**Work to be completed:**
Provide the count of lines that hold "Large" and no other output.

-- Begin Data section --

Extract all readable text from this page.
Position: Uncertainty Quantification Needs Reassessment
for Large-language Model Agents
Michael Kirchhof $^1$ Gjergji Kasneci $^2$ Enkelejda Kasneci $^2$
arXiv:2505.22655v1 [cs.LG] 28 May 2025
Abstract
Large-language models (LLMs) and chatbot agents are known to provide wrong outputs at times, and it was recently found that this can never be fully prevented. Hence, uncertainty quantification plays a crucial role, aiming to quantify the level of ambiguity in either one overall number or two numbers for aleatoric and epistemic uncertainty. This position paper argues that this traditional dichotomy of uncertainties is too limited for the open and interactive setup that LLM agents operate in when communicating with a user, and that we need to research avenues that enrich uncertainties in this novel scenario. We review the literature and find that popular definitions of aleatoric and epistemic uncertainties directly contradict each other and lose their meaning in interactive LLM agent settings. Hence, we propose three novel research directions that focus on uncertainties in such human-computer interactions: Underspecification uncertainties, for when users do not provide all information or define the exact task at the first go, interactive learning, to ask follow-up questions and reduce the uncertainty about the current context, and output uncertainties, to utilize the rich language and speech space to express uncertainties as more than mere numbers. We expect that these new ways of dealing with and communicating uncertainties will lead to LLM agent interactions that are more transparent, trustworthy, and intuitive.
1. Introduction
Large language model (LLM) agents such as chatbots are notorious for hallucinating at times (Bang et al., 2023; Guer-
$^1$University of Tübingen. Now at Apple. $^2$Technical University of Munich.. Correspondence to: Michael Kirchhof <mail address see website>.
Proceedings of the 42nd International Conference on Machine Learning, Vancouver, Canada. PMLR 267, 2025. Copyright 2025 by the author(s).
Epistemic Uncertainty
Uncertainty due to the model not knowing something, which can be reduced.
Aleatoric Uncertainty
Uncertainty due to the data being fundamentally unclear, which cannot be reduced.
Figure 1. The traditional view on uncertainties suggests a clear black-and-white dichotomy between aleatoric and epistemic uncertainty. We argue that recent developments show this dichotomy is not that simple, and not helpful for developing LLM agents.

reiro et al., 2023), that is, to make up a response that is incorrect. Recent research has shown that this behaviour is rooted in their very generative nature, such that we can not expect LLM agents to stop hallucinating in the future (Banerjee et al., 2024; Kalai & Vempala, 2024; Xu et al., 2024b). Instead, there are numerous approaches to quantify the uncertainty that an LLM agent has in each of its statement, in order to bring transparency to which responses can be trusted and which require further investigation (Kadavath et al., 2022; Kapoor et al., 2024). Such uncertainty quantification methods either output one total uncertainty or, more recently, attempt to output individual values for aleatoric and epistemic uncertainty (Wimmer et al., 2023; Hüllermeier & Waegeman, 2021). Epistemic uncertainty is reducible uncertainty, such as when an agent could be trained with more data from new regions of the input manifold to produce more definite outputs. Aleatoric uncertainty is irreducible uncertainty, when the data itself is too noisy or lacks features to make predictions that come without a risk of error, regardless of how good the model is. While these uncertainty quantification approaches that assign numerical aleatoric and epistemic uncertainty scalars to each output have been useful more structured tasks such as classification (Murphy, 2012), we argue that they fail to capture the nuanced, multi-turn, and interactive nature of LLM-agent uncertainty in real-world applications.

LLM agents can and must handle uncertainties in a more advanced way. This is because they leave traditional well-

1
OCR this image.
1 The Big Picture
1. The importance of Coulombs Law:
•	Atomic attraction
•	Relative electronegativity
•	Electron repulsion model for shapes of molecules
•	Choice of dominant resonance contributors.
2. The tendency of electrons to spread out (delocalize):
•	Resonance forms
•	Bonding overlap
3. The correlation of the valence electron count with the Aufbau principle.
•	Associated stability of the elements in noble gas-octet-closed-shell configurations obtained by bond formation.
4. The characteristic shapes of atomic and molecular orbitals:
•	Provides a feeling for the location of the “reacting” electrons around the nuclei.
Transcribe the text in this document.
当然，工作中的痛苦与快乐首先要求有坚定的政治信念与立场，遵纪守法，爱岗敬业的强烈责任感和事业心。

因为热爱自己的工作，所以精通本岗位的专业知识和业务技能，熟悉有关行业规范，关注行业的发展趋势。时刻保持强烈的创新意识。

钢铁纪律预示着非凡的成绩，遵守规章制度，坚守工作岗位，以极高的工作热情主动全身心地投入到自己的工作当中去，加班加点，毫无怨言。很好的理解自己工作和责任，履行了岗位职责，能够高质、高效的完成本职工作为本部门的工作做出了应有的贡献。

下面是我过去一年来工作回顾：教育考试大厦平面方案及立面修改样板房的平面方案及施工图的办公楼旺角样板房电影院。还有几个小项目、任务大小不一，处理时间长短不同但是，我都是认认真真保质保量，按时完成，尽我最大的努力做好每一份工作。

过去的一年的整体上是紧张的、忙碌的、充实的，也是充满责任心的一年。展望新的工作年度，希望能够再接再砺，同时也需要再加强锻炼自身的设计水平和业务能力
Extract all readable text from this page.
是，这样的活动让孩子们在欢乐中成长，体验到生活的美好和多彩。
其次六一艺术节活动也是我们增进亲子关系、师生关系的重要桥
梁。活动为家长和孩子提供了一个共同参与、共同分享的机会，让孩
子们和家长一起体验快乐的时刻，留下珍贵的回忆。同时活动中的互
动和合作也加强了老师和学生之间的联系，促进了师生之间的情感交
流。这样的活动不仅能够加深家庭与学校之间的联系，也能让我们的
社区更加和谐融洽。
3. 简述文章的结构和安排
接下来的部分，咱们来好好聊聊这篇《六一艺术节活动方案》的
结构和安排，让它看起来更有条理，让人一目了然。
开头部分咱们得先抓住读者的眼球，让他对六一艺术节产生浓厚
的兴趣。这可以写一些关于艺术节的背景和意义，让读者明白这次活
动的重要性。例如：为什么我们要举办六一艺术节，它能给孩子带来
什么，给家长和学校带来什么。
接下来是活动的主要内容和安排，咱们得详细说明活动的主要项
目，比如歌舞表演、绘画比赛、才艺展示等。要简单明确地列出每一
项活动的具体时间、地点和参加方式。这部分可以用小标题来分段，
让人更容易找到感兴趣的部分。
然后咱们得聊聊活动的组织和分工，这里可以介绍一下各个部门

-- End Data section --

**Result of this task:**
3